RAW RECORDS -
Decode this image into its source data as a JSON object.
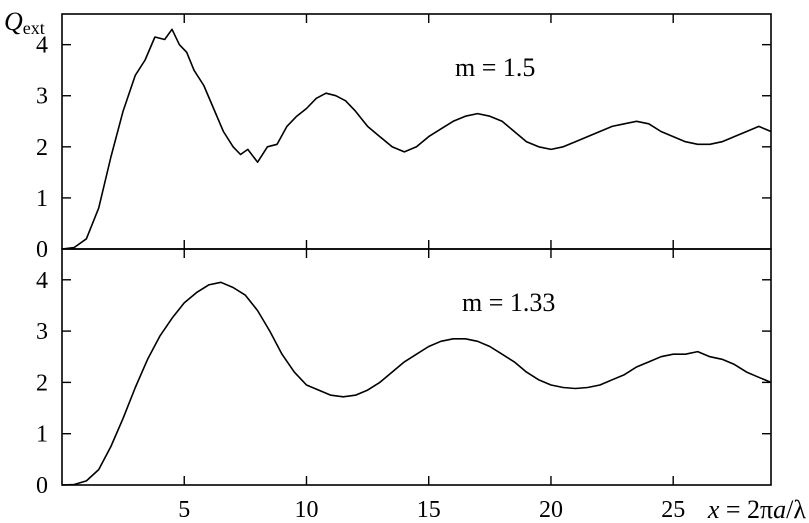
{
  "chart_data": {
    "type": "line",
    "xlabel": "x = 2πa/λ",
    "ylabel": "Q_ext",
    "xlim": [
      0,
      29
    ],
    "x_ticks": [
      5,
      10,
      15,
      20,
      25
    ],
    "panels": [
      {
        "annotation": "m = 1.5",
        "ylim": [
          0,
          4.6
        ],
        "y_ticks": [
          0,
          1,
          2,
          3,
          4
        ],
        "series": [
          {
            "x": [
              0,
              0.5,
              1,
              1.5,
              2,
              2.5,
              3,
              3.4,
              3.8,
              4.2,
              4.5,
              4.8,
              5.1,
              5.4,
              5.8,
              6.2,
              6.6,
              7,
              7.3,
              7.6,
              8,
              8.4,
              8.8,
              9.2,
              9.6,
              10,
              10.4,
              10.8,
              11.2,
              11.6,
              12,
              12.5,
              13,
              13.5,
              14,
              14.5,
              15,
              15.5,
              16,
              16.5,
              17,
              17.5,
              18,
              18.5,
              19,
              19.5,
              20,
              20.5,
              21,
              21.5,
              22,
              22.5,
              23,
              23.5,
              24,
              24.5,
              25,
              25.5,
              26,
              26.5,
              27,
              27.5,
              28,
              28.5,
              29
            ],
            "y": [
              0,
              0.03,
              0.2,
              0.8,
              1.8,
              2.7,
              3.4,
              3.7,
              4.15,
              4.1,
              4.3,
              4.0,
              3.85,
              3.5,
              3.2,
              2.75,
              2.3,
              2.0,
              1.85,
              1.95,
              1.7,
              2.0,
              2.05,
              2.4,
              2.6,
              2.75,
              2.95,
              3.05,
              3.0,
              2.9,
              2.7,
              2.4,
              2.2,
              2.0,
              1.9,
              2.0,
              2.2,
              2.35,
              2.5,
              2.6,
              2.65,
              2.6,
              2.5,
              2.3,
              2.1,
              2.0,
              1.95,
              2.0,
              2.1,
              2.2,
              2.3,
              2.4,
              2.45,
              2.5,
              2.45,
              2.3,
              2.2,
              2.1,
              2.05,
              2.05,
              2.1,
              2.2,
              2.3,
              2.4,
              2.3
            ]
          }
        ]
      },
      {
        "annotation": "m = 1.33",
        "ylim": [
          0,
          4.6
        ],
        "y_ticks": [
          0,
          1,
          2,
          3,
          4
        ],
        "series": [
          {
            "x": [
              0,
              0.5,
              1,
              1.5,
              2,
              2.5,
              3,
              3.5,
              4,
              4.5,
              5,
              5.5,
              6,
              6.5,
              7,
              7.5,
              8,
              8.5,
              9,
              9.5,
              10,
              10.5,
              11,
              11.5,
              12,
              12.5,
              13,
              13.5,
              14,
              14.5,
              15,
              15.5,
              16,
              16.5,
              17,
              17.5,
              18,
              18.5,
              19,
              19.5,
              20,
              20.5,
              21,
              21.5,
              22,
              22.5,
              23,
              23.5,
              24,
              24.5,
              25,
              25.5,
              26,
              26.5,
              27,
              27.5,
              28,
              28.5,
              29
            ],
            "y": [
              0,
              0.01,
              0.08,
              0.3,
              0.75,
              1.3,
              1.9,
              2.45,
              2.9,
              3.25,
              3.55,
              3.75,
              3.9,
              3.95,
              3.85,
              3.7,
              3.4,
              3.0,
              2.55,
              2.2,
              1.95,
              1.85,
              1.75,
              1.72,
              1.75,
              1.85,
              2.0,
              2.2,
              2.4,
              2.55,
              2.7,
              2.8,
              2.85,
              2.85,
              2.8,
              2.7,
              2.55,
              2.4,
              2.2,
              2.05,
              1.95,
              1.9,
              1.88,
              1.9,
              1.95,
              2.05,
              2.15,
              2.3,
              2.4,
              2.5,
              2.55,
              2.55,
              2.6,
              2.5,
              2.45,
              2.35,
              2.2,
              2.1,
              2.0
            ]
          }
        ]
      }
    ]
  }
}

EXERCISE TASK - Output the data exactly. Pictures don't belong in the result.

REPLY TO THE TASK -
Decode this image into its source data as a JSON object.
{
  "chart_data": {
    "type": "line",
    "xlabel": "x = 2πa/λ",
    "ylabel": "Q_ext",
    "xlim": [
      0,
      29
    ],
    "x_ticks": [
      5,
      10,
      15,
      20,
      25
    ],
    "panels": [
      {
        "annotation": "m = 1.5",
        "ylim": [
          0,
          4.6
        ],
        "y_ticks": [
          0,
          1,
          2,
          3,
          4
        ],
        "series": [
          {
            "x": [
              0,
              0.5,
              1,
              1.5,
              2,
              2.5,
              3,
              3.4,
              3.8,
              4.2,
              4.5,
              4.8,
              5.1,
              5.4,
              5.8,
              6.2,
              6.6,
              7,
              7.3,
              7.6,
              8,
              8.4,
              8.8,
              9.2,
              9.6,
              10,
              10.4,
              10.8,
              11.2,
              11.6,
              12,
              12.5,
              13,
              13.5,
              14,
              14.5,
              15,
              15.5,
              16,
              16.5,
              17,
              17.5,
              18,
              18.5,
              19,
              19.5,
              20,
              20.5,
              21,
              21.5,
              22,
              22.5,
              23,
              23.5,
              24,
              24.5,
              25,
              25.5,
              26,
              26.5,
              27,
              27.5,
              28,
              28.5,
              29
            ],
            "y": [
              0,
              0.03,
              0.2,
              0.8,
              1.8,
              2.7,
              3.4,
              3.7,
              4.15,
              4.1,
              4.3,
              4.0,
              3.85,
              3.5,
              3.2,
              2.75,
              2.3,
              2.0,
              1.85,
              1.95,
              1.7,
              2.0,
              2.05,
              2.4,
              2.6,
              2.75,
              2.95,
              3.05,
              3.0,
              2.9,
              2.7,
              2.4,
              2.2,
              2.0,
              1.9,
              2.0,
              2.2,
              2.35,
              2.5,
              2.6,
              2.65,
              2.6,
              2.5,
              2.3,
              2.1,
              2.0,
              1.95,
              2.0,
              2.1,
              2.2,
              2.3,
              2.4,
              2.45,
              2.5,
              2.45,
              2.3,
              2.2,
              2.1,
              2.05,
              2.05,
              2.1,
              2.2,
              2.3,
              2.4,
              2.3
            ]
          }
        ]
      },
      {
        "annotation": "m = 1.33",
        "ylim": [
          0,
          4.6
        ],
        "y_ticks": [
          0,
          1,
          2,
          3,
          4
        ],
        "series": [
          {
            "x": [
              0,
              0.5,
              1,
              1.5,
              2,
              2.5,
              3,
              3.5,
              4,
              4.5,
              5,
              5.5,
              6,
              6.5,
              7,
              7.5,
              8,
              8.5,
              9,
              9.5,
              10,
              10.5,
              11,
              11.5,
              12,
              12.5,
              13,
              13.5,
              14,
              14.5,
              15,
              15.5,
              16,
              16.5,
              17,
              17.5,
              18,
              18.5,
              19,
              19.5,
              20,
              20.5,
              21,
              21.5,
              22,
              22.5,
              23,
              23.5,
              24,
              24.5,
              25,
              25.5,
              26,
              26.5,
              27,
              27.5,
              28,
              28.5,
              29
            ],
            "y": [
              0,
              0.01,
              0.08,
              0.3,
              0.75,
              1.3,
              1.9,
              2.45,
              2.9,
              3.25,
              3.55,
              3.75,
              3.9,
              3.95,
              3.85,
              3.7,
              3.4,
              3.0,
              2.55,
              2.2,
              1.95,
              1.85,
              1.75,
              1.72,
              1.75,
              1.85,
              2.0,
              2.2,
              2.4,
              2.55,
              2.7,
              2.8,
              2.85,
              2.85,
              2.8,
              2.7,
              2.55,
              2.4,
              2.2,
              2.05,
              1.95,
              1.9,
              1.88,
              1.9,
              1.95,
              2.05,
              2.15,
              2.3,
              2.4,
              2.5,
              2.55,
              2.55,
              2.6,
              2.5,
              2.45,
              2.35,
              2.2,
              2.1,
              2.0
            ]
          }
        ]
      }
    ]
  }
}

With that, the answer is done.